▶ Exercise instructions
Locate the lines where "Мероприятие" occurs and copy them as they stand.

▶ Task inputs
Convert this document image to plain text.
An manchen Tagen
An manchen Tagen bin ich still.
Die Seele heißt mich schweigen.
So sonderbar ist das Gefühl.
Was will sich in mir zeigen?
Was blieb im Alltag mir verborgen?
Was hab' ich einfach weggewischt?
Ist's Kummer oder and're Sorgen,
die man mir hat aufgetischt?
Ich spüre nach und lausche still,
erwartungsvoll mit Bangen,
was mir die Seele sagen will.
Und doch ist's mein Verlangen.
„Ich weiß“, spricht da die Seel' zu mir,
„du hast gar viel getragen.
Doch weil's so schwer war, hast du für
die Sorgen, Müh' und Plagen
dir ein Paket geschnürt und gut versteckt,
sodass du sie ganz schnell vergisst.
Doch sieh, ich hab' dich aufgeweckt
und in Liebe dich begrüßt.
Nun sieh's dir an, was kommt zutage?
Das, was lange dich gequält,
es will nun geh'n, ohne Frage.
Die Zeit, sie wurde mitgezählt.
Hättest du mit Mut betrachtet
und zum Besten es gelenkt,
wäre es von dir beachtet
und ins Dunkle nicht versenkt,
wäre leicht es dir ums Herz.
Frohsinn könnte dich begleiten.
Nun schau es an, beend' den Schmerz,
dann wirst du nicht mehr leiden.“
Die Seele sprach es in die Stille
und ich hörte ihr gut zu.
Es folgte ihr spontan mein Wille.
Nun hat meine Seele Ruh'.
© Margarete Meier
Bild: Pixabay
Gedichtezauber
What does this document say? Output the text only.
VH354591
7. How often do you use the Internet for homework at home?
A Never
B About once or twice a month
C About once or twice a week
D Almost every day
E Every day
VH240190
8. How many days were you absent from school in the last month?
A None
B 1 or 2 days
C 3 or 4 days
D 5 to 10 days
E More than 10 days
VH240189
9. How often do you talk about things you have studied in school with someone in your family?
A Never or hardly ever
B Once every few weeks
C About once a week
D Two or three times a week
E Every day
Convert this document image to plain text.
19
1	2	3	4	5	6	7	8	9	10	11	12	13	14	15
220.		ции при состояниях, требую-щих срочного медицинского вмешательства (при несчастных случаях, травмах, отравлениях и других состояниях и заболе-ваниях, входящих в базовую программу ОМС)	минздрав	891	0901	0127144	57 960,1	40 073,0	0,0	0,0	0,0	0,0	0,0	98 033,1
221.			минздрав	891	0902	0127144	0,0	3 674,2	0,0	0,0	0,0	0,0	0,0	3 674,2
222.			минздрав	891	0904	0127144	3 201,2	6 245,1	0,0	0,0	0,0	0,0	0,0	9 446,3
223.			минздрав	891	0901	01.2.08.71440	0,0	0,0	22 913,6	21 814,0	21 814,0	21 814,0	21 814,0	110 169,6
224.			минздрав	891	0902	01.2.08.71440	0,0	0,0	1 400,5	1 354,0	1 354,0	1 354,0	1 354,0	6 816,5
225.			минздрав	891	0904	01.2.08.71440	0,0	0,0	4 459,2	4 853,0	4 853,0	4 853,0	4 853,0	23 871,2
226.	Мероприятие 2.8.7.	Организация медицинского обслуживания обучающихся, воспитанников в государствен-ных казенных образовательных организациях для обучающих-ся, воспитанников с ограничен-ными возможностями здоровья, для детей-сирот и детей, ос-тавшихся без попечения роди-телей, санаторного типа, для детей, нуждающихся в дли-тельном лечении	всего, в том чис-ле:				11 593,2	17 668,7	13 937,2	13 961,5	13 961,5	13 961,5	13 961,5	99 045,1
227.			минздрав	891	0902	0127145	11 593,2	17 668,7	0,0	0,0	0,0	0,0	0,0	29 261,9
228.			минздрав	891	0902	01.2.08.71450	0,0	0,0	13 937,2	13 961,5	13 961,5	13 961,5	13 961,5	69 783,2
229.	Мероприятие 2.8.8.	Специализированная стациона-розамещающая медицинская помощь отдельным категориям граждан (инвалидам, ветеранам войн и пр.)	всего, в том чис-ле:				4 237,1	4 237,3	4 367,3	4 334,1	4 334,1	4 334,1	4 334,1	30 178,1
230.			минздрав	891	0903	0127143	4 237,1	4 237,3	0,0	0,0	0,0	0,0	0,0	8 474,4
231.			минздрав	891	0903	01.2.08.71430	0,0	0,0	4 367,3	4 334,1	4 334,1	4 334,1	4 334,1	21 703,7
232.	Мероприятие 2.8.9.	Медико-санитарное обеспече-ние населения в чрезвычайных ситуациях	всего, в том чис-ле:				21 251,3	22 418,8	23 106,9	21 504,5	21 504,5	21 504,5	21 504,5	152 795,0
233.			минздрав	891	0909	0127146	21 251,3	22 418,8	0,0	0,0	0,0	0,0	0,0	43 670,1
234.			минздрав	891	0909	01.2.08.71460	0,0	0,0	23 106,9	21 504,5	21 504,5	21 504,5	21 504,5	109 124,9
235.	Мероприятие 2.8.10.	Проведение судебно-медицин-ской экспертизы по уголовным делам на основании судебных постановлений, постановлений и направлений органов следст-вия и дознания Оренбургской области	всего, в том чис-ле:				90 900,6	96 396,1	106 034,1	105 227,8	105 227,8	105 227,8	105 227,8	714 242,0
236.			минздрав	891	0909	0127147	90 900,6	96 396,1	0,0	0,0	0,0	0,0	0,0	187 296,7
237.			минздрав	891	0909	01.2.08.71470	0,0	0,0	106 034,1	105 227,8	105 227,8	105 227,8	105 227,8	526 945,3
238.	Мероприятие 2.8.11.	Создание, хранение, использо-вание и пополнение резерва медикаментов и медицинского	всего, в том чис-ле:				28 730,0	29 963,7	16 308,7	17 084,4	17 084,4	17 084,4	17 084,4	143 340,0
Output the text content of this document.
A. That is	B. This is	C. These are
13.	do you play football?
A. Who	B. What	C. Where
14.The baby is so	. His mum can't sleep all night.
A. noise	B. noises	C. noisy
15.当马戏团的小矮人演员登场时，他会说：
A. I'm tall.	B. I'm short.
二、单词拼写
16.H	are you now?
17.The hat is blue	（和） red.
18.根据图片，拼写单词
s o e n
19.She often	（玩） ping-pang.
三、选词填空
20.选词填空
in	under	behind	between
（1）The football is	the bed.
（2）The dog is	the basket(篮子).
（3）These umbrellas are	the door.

▶ Correct result
226.	Мероприятие 2.8.7.	Организация медицинского обслуживания обучающихся, воспитанников в государствен-ных казенных образовательных организациях для обучающих-ся, воспитанников с ограничен-ными возможностями здоровья, для детей-сирот и детей, ос-тавшихся без попечения роди-телей, санаторного типа, для детей, нуждающихся в дли-тельном лечении	всего, в том чис-ле:				11 593,2	17 668,7	13 937,2	13 961,5	13 961,5	13 961,5	13 961,5	99 045,1
229.	Мероприятие 2.8.8.	Специализированная стациона-розамещающая медицинская помощь отдельным категориям граждан (инвалидам, ветеранам войн и пр.)	всего, в том чис-ле:				4 237,1	4 237,3	4 367,3	4 334,1	4 334,1	4 334,1	4 334,1	30 178,1
232.	Мероприятие 2.8.9.	Медико-санитарное обеспече-ние населения в чрезвычайных ситуациях	всего, в том чис-ле:				21 251,3	22 418,8	23 106,9	21 504,5	21 504,5	21 504,5	21 504,5	152 795,0
235.	Мероприятие 2.8.10.	Проведение судебно-медицин-ской экспертизы по уголовным делам на основании судебных постановлений, постановлений и направлений органов следст-вия и дознания Оренбургской области	всего, в том чис-ле:				90 900,6	96 396,1	106 034,1	105 227,8	105 227,8	105 227,8	105 227,8	714 242,0
238.	Мероприятие 2.8.11.	Создание, хранение, использо-вание и пополнение резерва медикаментов и медицинского	всего, в том чис-ле:				28 730,0	29 963,7	16 308,7	17 084,4	17 084,4	17 084,4	17 084,4	143 340,0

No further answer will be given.